→ **AIM**: Omit the pictures, then write out every entry exactly as it reads.

— BEGIN DATASET CONTENT —

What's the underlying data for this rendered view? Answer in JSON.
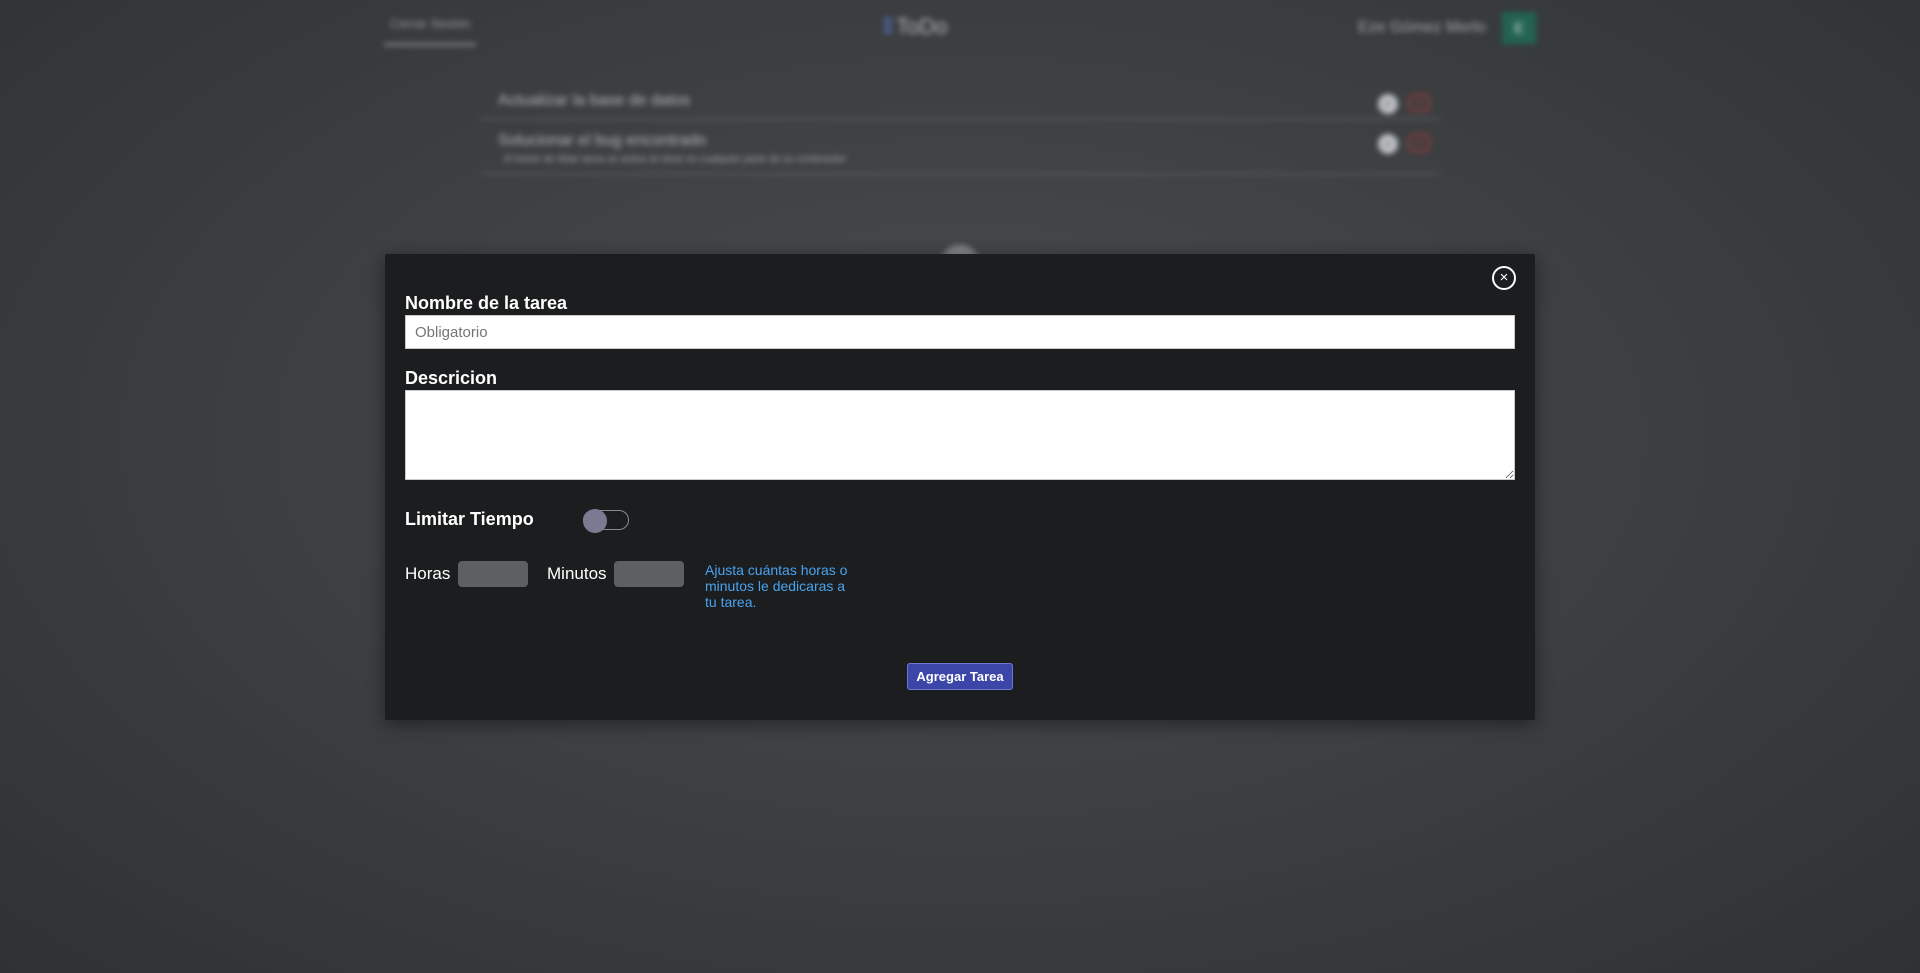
{
  "header": {
    "logout_label": "Cerrar Sesión",
    "brand": "ToDo",
    "user_name": "Eze Gómez Merlo",
    "user_initial": "E"
  },
  "tasks": [
    {
      "title": "Actualizar la base de datos",
      "description": ""
    },
    {
      "title": "Solucionar el bug encontrado",
      "description": "El botón de tildar tarea se activa al clicar en cualquier parte de su contenedor"
    }
  ],
  "modal": {
    "close_symbol": "×",
    "name_label": "Nombre de la tarea",
    "name_placeholder": "Obligatorio",
    "name_value": "",
    "description_label": "Descricion",
    "description_value": "",
    "limit_label": "Limitar Tiempo",
    "limit_enabled": false,
    "hours_label": "Horas",
    "hours_value": "",
    "minutes_label": "Minutos",
    "minutes_value": "",
    "hint": "Ajusta cuántas horas o minutos le dedicaras a tu tarea.",
    "submit_label": "Agregar Tarea"
  },
  "colors": {
    "modal_background": "#1b1d1e",
    "submit_button": "#3c46a8",
    "hint_text": "#4aa3f0",
    "toggle_knob": "#7b7a92",
    "avatar": "#1f6b55"
  },
  "icons": {
    "close": "close-circle-icon",
    "task_done": "check-circle-icon",
    "task_delete": "delete-icon",
    "add_task": "add-circle-icon"
  }
}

— END DATASET CONTENT —

→ **FULL ANSWER**:
What's the underlying data for this rendered view? Answer in JSON.
{
  "header": {
    "logout_label": "Cerrar Sesión",
    "brand": "ToDo",
    "user_name": "Eze Gómez Merlo",
    "user_initial": "E"
  },
  "tasks": [
    {
      "title": "Actualizar la base de datos",
      "description": ""
    },
    {
      "title": "Solucionar el bug encontrado",
      "description": "El botón de tildar tarea se activa al clicar en cualquier parte de su contenedor"
    }
  ],
  "modal": {
    "close_symbol": "×",
    "name_label": "Nombre de la tarea",
    "name_placeholder": "Obligatorio",
    "name_value": "",
    "description_label": "Descricion",
    "description_value": "",
    "limit_label": "Limitar Tiempo",
    "limit_enabled": false,
    "hours_label": "Horas",
    "hours_value": "",
    "minutes_label": "Minutos",
    "minutes_value": "",
    "hint": "Ajusta cuántas horas o minutos le dedicaras a tu tarea.",
    "submit_label": "Agregar Tarea"
  },
  "colors": {
    "modal_background": "#1b1d1e",
    "submit_button": "#3c46a8",
    "hint_text": "#4aa3f0",
    "toggle_knob": "#7b7a92",
    "avatar": "#1f6b55"
  },
  "icons": {
    "close": "close-circle-icon",
    "task_done": "check-circle-icon",
    "task_delete": "delete-icon",
    "add_task": "add-circle-icon"
  }
}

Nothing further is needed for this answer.